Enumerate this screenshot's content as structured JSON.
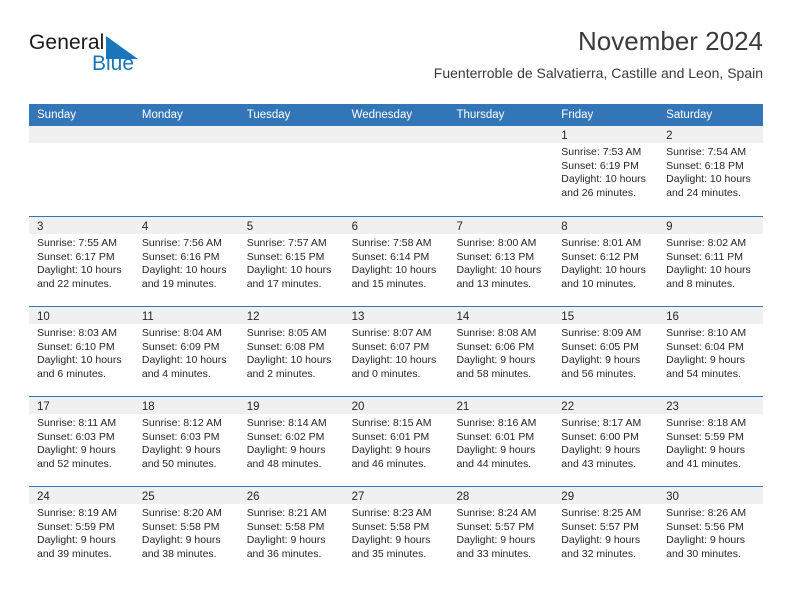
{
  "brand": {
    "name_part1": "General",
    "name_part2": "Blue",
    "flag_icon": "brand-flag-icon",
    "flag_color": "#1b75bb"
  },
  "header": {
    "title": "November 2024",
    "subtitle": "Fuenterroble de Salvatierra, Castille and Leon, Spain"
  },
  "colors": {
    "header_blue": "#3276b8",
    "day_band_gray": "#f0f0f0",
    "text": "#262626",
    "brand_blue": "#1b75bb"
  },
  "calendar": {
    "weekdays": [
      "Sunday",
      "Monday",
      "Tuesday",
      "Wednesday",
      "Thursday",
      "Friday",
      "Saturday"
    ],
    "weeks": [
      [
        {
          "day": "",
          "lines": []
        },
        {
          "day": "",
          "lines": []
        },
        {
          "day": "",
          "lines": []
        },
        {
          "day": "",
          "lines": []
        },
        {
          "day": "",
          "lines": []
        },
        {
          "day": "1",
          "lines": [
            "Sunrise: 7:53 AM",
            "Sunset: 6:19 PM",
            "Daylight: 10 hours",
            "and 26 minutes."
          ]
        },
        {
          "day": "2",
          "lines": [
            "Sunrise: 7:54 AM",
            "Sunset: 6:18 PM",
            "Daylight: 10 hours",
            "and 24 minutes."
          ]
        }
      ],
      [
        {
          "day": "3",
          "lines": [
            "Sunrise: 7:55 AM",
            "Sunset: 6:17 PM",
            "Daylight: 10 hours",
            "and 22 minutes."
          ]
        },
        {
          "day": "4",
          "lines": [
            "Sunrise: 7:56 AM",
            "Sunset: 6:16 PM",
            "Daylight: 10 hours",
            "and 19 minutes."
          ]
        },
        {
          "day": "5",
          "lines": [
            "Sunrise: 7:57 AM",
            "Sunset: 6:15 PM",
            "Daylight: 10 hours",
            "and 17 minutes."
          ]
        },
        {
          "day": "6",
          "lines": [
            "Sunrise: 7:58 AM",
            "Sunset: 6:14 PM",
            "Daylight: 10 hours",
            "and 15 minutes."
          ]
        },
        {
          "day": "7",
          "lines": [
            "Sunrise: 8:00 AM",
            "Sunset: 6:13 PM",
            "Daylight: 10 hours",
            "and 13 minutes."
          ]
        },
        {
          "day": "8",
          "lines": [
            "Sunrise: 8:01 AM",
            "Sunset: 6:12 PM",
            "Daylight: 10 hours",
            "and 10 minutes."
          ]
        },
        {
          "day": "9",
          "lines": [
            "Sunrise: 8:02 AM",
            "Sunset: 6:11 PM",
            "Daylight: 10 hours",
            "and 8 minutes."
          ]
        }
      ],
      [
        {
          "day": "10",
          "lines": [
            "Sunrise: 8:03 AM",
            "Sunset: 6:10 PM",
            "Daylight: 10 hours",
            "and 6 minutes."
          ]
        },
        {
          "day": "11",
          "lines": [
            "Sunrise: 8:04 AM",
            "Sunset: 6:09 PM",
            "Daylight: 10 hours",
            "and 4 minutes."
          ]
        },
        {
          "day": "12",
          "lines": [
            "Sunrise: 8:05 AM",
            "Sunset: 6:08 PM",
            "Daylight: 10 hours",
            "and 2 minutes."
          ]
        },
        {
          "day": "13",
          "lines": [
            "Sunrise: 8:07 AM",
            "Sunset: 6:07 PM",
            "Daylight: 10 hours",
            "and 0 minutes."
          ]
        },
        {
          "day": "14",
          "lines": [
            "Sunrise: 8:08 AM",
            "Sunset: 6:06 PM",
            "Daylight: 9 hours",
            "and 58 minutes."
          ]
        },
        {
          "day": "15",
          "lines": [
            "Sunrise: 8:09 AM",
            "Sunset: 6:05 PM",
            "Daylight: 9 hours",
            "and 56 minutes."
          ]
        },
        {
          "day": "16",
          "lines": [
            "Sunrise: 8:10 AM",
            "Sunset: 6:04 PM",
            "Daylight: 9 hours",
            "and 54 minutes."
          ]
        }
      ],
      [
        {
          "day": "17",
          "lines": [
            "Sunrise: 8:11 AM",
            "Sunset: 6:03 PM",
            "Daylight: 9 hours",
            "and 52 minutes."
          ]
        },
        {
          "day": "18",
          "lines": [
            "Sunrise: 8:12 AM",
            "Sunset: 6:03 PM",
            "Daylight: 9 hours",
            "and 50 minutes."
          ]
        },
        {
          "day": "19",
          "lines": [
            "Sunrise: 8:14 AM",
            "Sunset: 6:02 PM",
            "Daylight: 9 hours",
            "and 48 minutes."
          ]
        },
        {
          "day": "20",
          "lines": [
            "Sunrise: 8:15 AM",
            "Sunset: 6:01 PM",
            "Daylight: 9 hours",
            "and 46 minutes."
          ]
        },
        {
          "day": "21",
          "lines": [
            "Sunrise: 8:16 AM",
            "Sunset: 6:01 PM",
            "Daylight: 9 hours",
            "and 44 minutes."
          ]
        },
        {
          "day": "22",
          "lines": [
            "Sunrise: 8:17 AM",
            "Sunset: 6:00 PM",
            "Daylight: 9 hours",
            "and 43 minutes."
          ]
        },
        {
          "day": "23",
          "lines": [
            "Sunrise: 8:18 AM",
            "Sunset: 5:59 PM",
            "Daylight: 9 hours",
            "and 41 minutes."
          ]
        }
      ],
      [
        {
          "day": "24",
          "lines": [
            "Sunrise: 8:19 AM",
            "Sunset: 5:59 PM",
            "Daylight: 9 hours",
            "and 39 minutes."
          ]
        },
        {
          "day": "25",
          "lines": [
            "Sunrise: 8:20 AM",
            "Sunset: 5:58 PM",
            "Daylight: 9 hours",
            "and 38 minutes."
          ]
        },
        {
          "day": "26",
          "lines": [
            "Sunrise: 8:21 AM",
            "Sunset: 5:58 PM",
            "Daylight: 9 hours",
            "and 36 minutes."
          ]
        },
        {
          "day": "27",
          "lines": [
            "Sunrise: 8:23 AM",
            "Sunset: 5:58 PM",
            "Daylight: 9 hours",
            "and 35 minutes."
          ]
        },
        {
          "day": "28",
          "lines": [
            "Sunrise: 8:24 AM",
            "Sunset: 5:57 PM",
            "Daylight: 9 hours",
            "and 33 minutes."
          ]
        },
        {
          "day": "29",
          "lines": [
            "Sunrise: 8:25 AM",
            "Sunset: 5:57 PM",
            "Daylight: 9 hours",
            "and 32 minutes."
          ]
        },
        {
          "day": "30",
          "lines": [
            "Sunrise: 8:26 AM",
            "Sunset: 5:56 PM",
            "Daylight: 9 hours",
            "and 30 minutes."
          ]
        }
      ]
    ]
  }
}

━━━━━━━━━━

- Written task:
Extract the full listing exactly, with the pictures left out.

- Correct response:
Enumerate this screenshot's content as structured JSON.
{
  "brand": {
    "name_part1": "General",
    "name_part2": "Blue",
    "flag_icon": "brand-flag-icon",
    "flag_color": "#1b75bb"
  },
  "header": {
    "title": "November 2024",
    "subtitle": "Fuenterroble de Salvatierra, Castille and Leon, Spain"
  },
  "colors": {
    "header_blue": "#3276b8",
    "day_band_gray": "#f0f0f0",
    "text": "#262626",
    "brand_blue": "#1b75bb"
  },
  "calendar": {
    "weekdays": [
      "Sunday",
      "Monday",
      "Tuesday",
      "Wednesday",
      "Thursday",
      "Friday",
      "Saturday"
    ],
    "weeks": [
      [
        {
          "day": "",
          "lines": []
        },
        {
          "day": "",
          "lines": []
        },
        {
          "day": "",
          "lines": []
        },
        {
          "day": "",
          "lines": []
        },
        {
          "day": "",
          "lines": []
        },
        {
          "day": "1",
          "lines": [
            "Sunrise: 7:53 AM",
            "Sunset: 6:19 PM",
            "Daylight: 10 hours",
            "and 26 minutes."
          ]
        },
        {
          "day": "2",
          "lines": [
            "Sunrise: 7:54 AM",
            "Sunset: 6:18 PM",
            "Daylight: 10 hours",
            "and 24 minutes."
          ]
        }
      ],
      [
        {
          "day": "3",
          "lines": [
            "Sunrise: 7:55 AM",
            "Sunset: 6:17 PM",
            "Daylight: 10 hours",
            "and 22 minutes."
          ]
        },
        {
          "day": "4",
          "lines": [
            "Sunrise: 7:56 AM",
            "Sunset: 6:16 PM",
            "Daylight: 10 hours",
            "and 19 minutes."
          ]
        },
        {
          "day": "5",
          "lines": [
            "Sunrise: 7:57 AM",
            "Sunset: 6:15 PM",
            "Daylight: 10 hours",
            "and 17 minutes."
          ]
        },
        {
          "day": "6",
          "lines": [
            "Sunrise: 7:58 AM",
            "Sunset: 6:14 PM",
            "Daylight: 10 hours",
            "and 15 minutes."
          ]
        },
        {
          "day": "7",
          "lines": [
            "Sunrise: 8:00 AM",
            "Sunset: 6:13 PM",
            "Daylight: 10 hours",
            "and 13 minutes."
          ]
        },
        {
          "day": "8",
          "lines": [
            "Sunrise: 8:01 AM",
            "Sunset: 6:12 PM",
            "Daylight: 10 hours",
            "and 10 minutes."
          ]
        },
        {
          "day": "9",
          "lines": [
            "Sunrise: 8:02 AM",
            "Sunset: 6:11 PM",
            "Daylight: 10 hours",
            "and 8 minutes."
          ]
        }
      ],
      [
        {
          "day": "10",
          "lines": [
            "Sunrise: 8:03 AM",
            "Sunset: 6:10 PM",
            "Daylight: 10 hours",
            "and 6 minutes."
          ]
        },
        {
          "day": "11",
          "lines": [
            "Sunrise: 8:04 AM",
            "Sunset: 6:09 PM",
            "Daylight: 10 hours",
            "and 4 minutes."
          ]
        },
        {
          "day": "12",
          "lines": [
            "Sunrise: 8:05 AM",
            "Sunset: 6:08 PM",
            "Daylight: 10 hours",
            "and 2 minutes."
          ]
        },
        {
          "day": "13",
          "lines": [
            "Sunrise: 8:07 AM",
            "Sunset: 6:07 PM",
            "Daylight: 10 hours",
            "and 0 minutes."
          ]
        },
        {
          "day": "14",
          "lines": [
            "Sunrise: 8:08 AM",
            "Sunset: 6:06 PM",
            "Daylight: 9 hours",
            "and 58 minutes."
          ]
        },
        {
          "day": "15",
          "lines": [
            "Sunrise: 8:09 AM",
            "Sunset: 6:05 PM",
            "Daylight: 9 hours",
            "and 56 minutes."
          ]
        },
        {
          "day": "16",
          "lines": [
            "Sunrise: 8:10 AM",
            "Sunset: 6:04 PM",
            "Daylight: 9 hours",
            "and 54 minutes."
          ]
        }
      ],
      [
        {
          "day": "17",
          "lines": [
            "Sunrise: 8:11 AM",
            "Sunset: 6:03 PM",
            "Daylight: 9 hours",
            "and 52 minutes."
          ]
        },
        {
          "day": "18",
          "lines": [
            "Sunrise: 8:12 AM",
            "Sunset: 6:03 PM",
            "Daylight: 9 hours",
            "and 50 minutes."
          ]
        },
        {
          "day": "19",
          "lines": [
            "Sunrise: 8:14 AM",
            "Sunset: 6:02 PM",
            "Daylight: 9 hours",
            "and 48 minutes."
          ]
        },
        {
          "day": "20",
          "lines": [
            "Sunrise: 8:15 AM",
            "Sunset: 6:01 PM",
            "Daylight: 9 hours",
            "and 46 minutes."
          ]
        },
        {
          "day": "21",
          "lines": [
            "Sunrise: 8:16 AM",
            "Sunset: 6:01 PM",
            "Daylight: 9 hours",
            "and 44 minutes."
          ]
        },
        {
          "day": "22",
          "lines": [
            "Sunrise: 8:17 AM",
            "Sunset: 6:00 PM",
            "Daylight: 9 hours",
            "and 43 minutes."
          ]
        },
        {
          "day": "23",
          "lines": [
            "Sunrise: 8:18 AM",
            "Sunset: 5:59 PM",
            "Daylight: 9 hours",
            "and 41 minutes."
          ]
        }
      ],
      [
        {
          "day": "24",
          "lines": [
            "Sunrise: 8:19 AM",
            "Sunset: 5:59 PM",
            "Daylight: 9 hours",
            "and 39 minutes."
          ]
        },
        {
          "day": "25",
          "lines": [
            "Sunrise: 8:20 AM",
            "Sunset: 5:58 PM",
            "Daylight: 9 hours",
            "and 38 minutes."
          ]
        },
        {
          "day": "26",
          "lines": [
            "Sunrise: 8:21 AM",
            "Sunset: 5:58 PM",
            "Daylight: 9 hours",
            "and 36 minutes."
          ]
        },
        {
          "day": "27",
          "lines": [
            "Sunrise: 8:23 AM",
            "Sunset: 5:58 PM",
            "Daylight: 9 hours",
            "and 35 minutes."
          ]
        },
        {
          "day": "28",
          "lines": [
            "Sunrise: 8:24 AM",
            "Sunset: 5:57 PM",
            "Daylight: 9 hours",
            "and 33 minutes."
          ]
        },
        {
          "day": "29",
          "lines": [
            "Sunrise: 8:25 AM",
            "Sunset: 5:57 PM",
            "Daylight: 9 hours",
            "and 32 minutes."
          ]
        },
        {
          "day": "30",
          "lines": [
            "Sunrise: 8:26 AM",
            "Sunset: 5:56 PM",
            "Daylight: 9 hours",
            "and 30 minutes."
          ]
        }
      ]
    ]
  }
}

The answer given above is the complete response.